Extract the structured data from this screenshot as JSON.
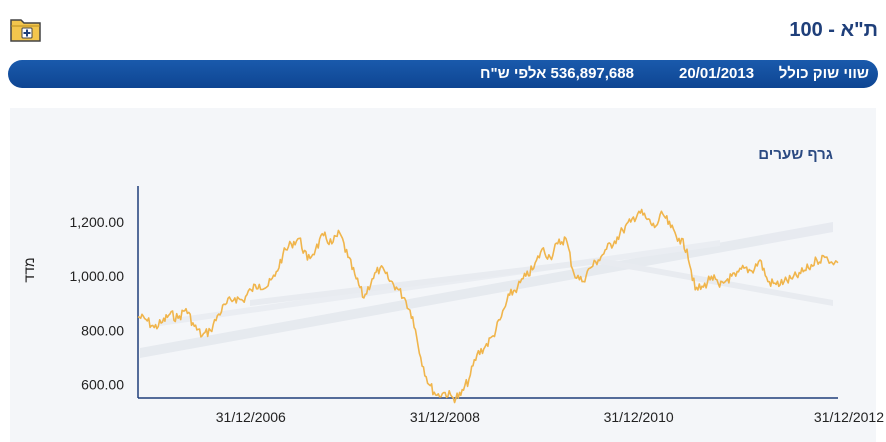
{
  "header": {
    "title": "ת\"א - 100",
    "folder_icon": "folder-add-icon"
  },
  "info_bar": {
    "label": "שווי שוק כולל",
    "date": "20/01/2013",
    "value": "536,897,688 אלפי ש\"ח"
  },
  "colors": {
    "bar": "#0e4592",
    "line": "#f0b54c",
    "title": "#1f3f7a"
  },
  "chart_data": {
    "type": "line",
    "title": "גרף שערים",
    "xlabel": "",
    "ylabel": "מדד",
    "xlim": [
      "2005-11-01",
      "2013-01-20"
    ],
    "ylim": [
      550,
      1400
    ],
    "yticks": [
      600,
      800,
      1000,
      1200
    ],
    "ytick_labels": [
      "600.00",
      "800.00",
      "1,000.00",
      "1,200.00"
    ],
    "xticks": [
      "2006-12-31",
      "2008-12-31",
      "2010-12-31",
      "2012-12-31"
    ],
    "xtick_labels": [
      "31/12/2006",
      "31/12/2008",
      "31/12/2010",
      "31/12/2012"
    ],
    "grid": false,
    "series": [
      {
        "color": "#f0b54c",
        "points": [
          [
            "2005-11-01",
            850
          ],
          [
            "2005-12-01",
            840
          ],
          [
            "2006-01-01",
            810
          ],
          [
            "2006-02-01",
            830
          ],
          [
            "2006-03-01",
            860
          ],
          [
            "2006-04-01",
            845
          ],
          [
            "2006-05-01",
            880
          ],
          [
            "2006-06-01",
            815
          ],
          [
            "2006-07-01",
            780
          ],
          [
            "2006-08-01",
            800
          ],
          [
            "2006-09-01",
            860
          ],
          [
            "2006-10-01",
            900
          ],
          [
            "2006-11-01",
            920
          ],
          [
            "2006-12-01",
            910
          ],
          [
            "2007-01-01",
            950
          ],
          [
            "2007-02-01",
            970
          ],
          [
            "2007-03-01",
            960
          ],
          [
            "2007-04-01",
            1000
          ],
          [
            "2007-05-01",
            1080
          ],
          [
            "2007-06-01",
            1120
          ],
          [
            "2007-07-01",
            1140
          ],
          [
            "2007-08-01",
            1060
          ],
          [
            "2007-09-01",
            1100
          ],
          [
            "2007-10-01",
            1150
          ],
          [
            "2007-11-01",
            1120
          ],
          [
            "2007-12-01",
            1160
          ],
          [
            "2008-01-01",
            1070
          ],
          [
            "2008-02-01",
            990
          ],
          [
            "2008-03-01",
            920
          ],
          [
            "2008-04-01",
            990
          ],
          [
            "2008-05-01",
            1030
          ],
          [
            "2008-06-01",
            990
          ],
          [
            "2008-07-01",
            960
          ],
          [
            "2008-08-01",
            920
          ],
          [
            "2008-09-01",
            850
          ],
          [
            "2008-10-01",
            700
          ],
          [
            "2008-11-01",
            600
          ],
          [
            "2008-12-01",
            560
          ],
          [
            "2009-01-01",
            570
          ],
          [
            "2009-02-01",
            550
          ],
          [
            "2009-03-01",
            560
          ],
          [
            "2009-04-01",
            620
          ],
          [
            "2009-05-01",
            710
          ],
          [
            "2009-06-01",
            740
          ],
          [
            "2009-07-01",
            780
          ],
          [
            "2009-08-01",
            850
          ],
          [
            "2009-09-01",
            930
          ],
          [
            "2009-10-01",
            960
          ],
          [
            "2009-11-01",
            1000
          ],
          [
            "2009-12-01",
            1030
          ],
          [
            "2010-01-01",
            1100
          ],
          [
            "2010-02-01",
            1070
          ],
          [
            "2010-03-01",
            1120
          ],
          [
            "2010-04-01",
            1140
          ],
          [
            "2010-05-01",
            1010
          ],
          [
            "2010-06-01",
            980
          ],
          [
            "2010-07-01",
            1030
          ],
          [
            "2010-08-01",
            1060
          ],
          [
            "2010-09-01",
            1100
          ],
          [
            "2010-10-01",
            1130
          ],
          [
            "2010-11-01",
            1170
          ],
          [
            "2010-12-01",
            1200
          ],
          [
            "2011-01-01",
            1240
          ],
          [
            "2011-02-01",
            1210
          ],
          [
            "2011-03-01",
            1180
          ],
          [
            "2011-04-01",
            1230
          ],
          [
            "2011-05-01",
            1180
          ],
          [
            "2011-06-01",
            1140
          ],
          [
            "2011-07-01",
            1100
          ],
          [
            "2011-08-01",
            950
          ],
          [
            "2011-09-01",
            960
          ],
          [
            "2011-10-01",
            1000
          ],
          [
            "2011-11-01",
            960
          ],
          [
            "2011-12-01",
            990
          ],
          [
            "2012-01-01",
            1000
          ],
          [
            "2012-02-01",
            1030
          ],
          [
            "2012-03-01",
            1020
          ],
          [
            "2012-04-01",
            1060
          ],
          [
            "2012-05-01",
            980
          ],
          [
            "2012-06-01",
            970
          ],
          [
            "2012-07-01",
            980
          ],
          [
            "2012-08-01",
            990
          ],
          [
            "2012-09-01",
            1010
          ],
          [
            "2012-10-01",
            1030
          ],
          [
            "2012-11-01",
            1060
          ],
          [
            "2012-12-01",
            1070
          ],
          [
            "2013-01-20",
            1050
          ]
        ]
      }
    ]
  }
}
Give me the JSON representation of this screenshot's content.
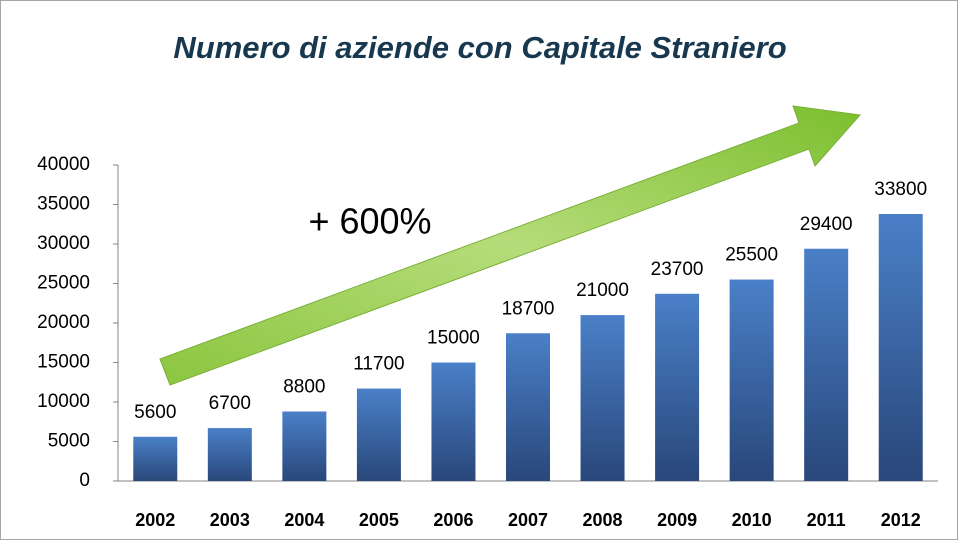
{
  "chart_data": {
    "type": "bar",
    "title": "Numero di aziende con Capitale Straniero",
    "annotation": "+ 600%",
    "categories": [
      "2002",
      "2003",
      "2004",
      "2005",
      "2006",
      "2007",
      "2008",
      "2009",
      "2010",
      "2011",
      "2012"
    ],
    "values": [
      5600,
      6700,
      8800,
      11700,
      15000,
      18700,
      21000,
      23700,
      25500,
      29400,
      33800
    ],
    "color": "#3f6fb0",
    "ylim": [
      0,
      40000
    ],
    "yticks": [
      0,
      5000,
      10000,
      15000,
      20000,
      25000,
      30000,
      35000,
      40000
    ],
    "grid": false
  }
}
***
• _STATED EXERCISE_:
Lines containing the word "JSON" must all be returned from the material above.

• _EXERCISE ANSWER_:
Extract the structured data from this screenshot as JSON.
Give me the JSON representation of this screenshot's content.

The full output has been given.